## Exercise
Repeat the listing in full, exactly as it stands.

=======

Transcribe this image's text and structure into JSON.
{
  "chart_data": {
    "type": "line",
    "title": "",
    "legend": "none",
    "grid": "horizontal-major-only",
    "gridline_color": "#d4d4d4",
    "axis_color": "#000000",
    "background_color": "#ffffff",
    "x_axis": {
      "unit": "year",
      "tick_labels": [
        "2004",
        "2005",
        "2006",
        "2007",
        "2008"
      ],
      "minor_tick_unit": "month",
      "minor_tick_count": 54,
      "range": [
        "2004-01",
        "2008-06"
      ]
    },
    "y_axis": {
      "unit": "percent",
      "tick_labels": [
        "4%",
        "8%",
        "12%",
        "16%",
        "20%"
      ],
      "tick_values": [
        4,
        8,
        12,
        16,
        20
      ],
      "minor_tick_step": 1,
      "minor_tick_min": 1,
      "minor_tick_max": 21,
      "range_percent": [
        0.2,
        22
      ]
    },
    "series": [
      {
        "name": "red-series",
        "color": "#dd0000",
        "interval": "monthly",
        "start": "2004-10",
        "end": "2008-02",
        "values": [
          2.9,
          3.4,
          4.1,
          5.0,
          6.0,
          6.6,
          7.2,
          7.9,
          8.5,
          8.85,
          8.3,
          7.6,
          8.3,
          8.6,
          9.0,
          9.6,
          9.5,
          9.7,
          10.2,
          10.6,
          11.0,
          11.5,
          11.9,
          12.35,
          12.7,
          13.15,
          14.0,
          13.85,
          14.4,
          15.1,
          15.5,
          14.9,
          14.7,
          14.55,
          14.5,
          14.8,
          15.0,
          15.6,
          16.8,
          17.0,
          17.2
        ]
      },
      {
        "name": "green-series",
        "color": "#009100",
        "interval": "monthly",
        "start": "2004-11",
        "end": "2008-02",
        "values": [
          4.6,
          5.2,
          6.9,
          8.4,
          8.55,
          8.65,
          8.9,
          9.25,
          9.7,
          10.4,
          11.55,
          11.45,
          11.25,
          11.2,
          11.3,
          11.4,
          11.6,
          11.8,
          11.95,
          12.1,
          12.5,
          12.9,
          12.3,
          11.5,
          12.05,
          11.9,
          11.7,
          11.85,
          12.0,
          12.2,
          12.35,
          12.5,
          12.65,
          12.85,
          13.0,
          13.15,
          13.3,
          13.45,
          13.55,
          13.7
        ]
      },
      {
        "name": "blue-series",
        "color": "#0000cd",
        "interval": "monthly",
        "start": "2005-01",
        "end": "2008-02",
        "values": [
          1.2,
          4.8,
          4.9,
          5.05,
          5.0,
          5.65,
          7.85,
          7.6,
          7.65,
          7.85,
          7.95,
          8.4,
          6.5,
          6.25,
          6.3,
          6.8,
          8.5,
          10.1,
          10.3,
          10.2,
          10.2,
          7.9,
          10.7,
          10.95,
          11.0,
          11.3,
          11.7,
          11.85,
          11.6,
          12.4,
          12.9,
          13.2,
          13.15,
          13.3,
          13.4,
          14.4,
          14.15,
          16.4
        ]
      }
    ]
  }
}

=======

## Exercise solution
Transcribe this image's text and structure into JSON.
{
  "chart_data": {
    "type": "line",
    "title": "",
    "legend": "none",
    "grid": "horizontal-major-only",
    "gridline_color": "#d4d4d4",
    "axis_color": "#000000",
    "background_color": "#ffffff",
    "x_axis": {
      "unit": "year",
      "tick_labels": [
        "2004",
        "2005",
        "2006",
        "2007",
        "2008"
      ],
      "minor_tick_unit": "month",
      "minor_tick_count": 54,
      "range": [
        "2004-01",
        "2008-06"
      ]
    },
    "y_axis": {
      "unit": "percent",
      "tick_labels": [
        "4%",
        "8%",
        "12%",
        "16%",
        "20%"
      ],
      "tick_values": [
        4,
        8,
        12,
        16,
        20
      ],
      "minor_tick_step": 1,
      "minor_tick_min": 1,
      "minor_tick_max": 21,
      "range_percent": [
        0.2,
        22
      ]
    },
    "series": [
      {
        "name": "red-series",
        "color": "#dd0000",
        "interval": "monthly",
        "start": "2004-10",
        "end": "2008-02",
        "values": [
          2.9,
          3.4,
          4.1,
          5.0,
          6.0,
          6.6,
          7.2,
          7.9,
          8.5,
          8.85,
          8.3,
          7.6,
          8.3,
          8.6,
          9.0,
          9.6,
          9.5,
          9.7,
          10.2,
          10.6,
          11.0,
          11.5,
          11.9,
          12.35,
          12.7,
          13.15,
          14.0,
          13.85,
          14.4,
          15.1,
          15.5,
          14.9,
          14.7,
          14.55,
          14.5,
          14.8,
          15.0,
          15.6,
          16.8,
          17.0,
          17.2
        ]
      },
      {
        "name": "green-series",
        "color": "#009100",
        "interval": "monthly",
        "start": "2004-11",
        "end": "2008-02",
        "values": [
          4.6,
          5.2,
          6.9,
          8.4,
          8.55,
          8.65,
          8.9,
          9.25,
          9.7,
          10.4,
          11.55,
          11.45,
          11.25,
          11.2,
          11.3,
          11.4,
          11.6,
          11.8,
          11.95,
          12.1,
          12.5,
          12.9,
          12.3,
          11.5,
          12.05,
          11.9,
          11.7,
          11.85,
          12.0,
          12.2,
          12.35,
          12.5,
          12.65,
          12.85,
          13.0,
          13.15,
          13.3,
          13.45,
          13.55,
          13.7
        ]
      },
      {
        "name": "blue-series",
        "color": "#0000cd",
        "interval": "monthly",
        "start": "2005-01",
        "end": "2008-02",
        "values": [
          1.2,
          4.8,
          4.9,
          5.05,
          5.0,
          5.65,
          7.85,
          7.6,
          7.65,
          7.85,
          7.95,
          8.4,
          6.5,
          6.25,
          6.3,
          6.8,
          8.5,
          10.1,
          10.3,
          10.2,
          10.2,
          7.9,
          10.7,
          10.95,
          11.0,
          11.3,
          11.7,
          11.85,
          11.6,
          12.4,
          12.9,
          13.2,
          13.15,
          13.3,
          13.4,
          14.4,
          14.15,
          16.4
        ]
      }
    ]
  }
}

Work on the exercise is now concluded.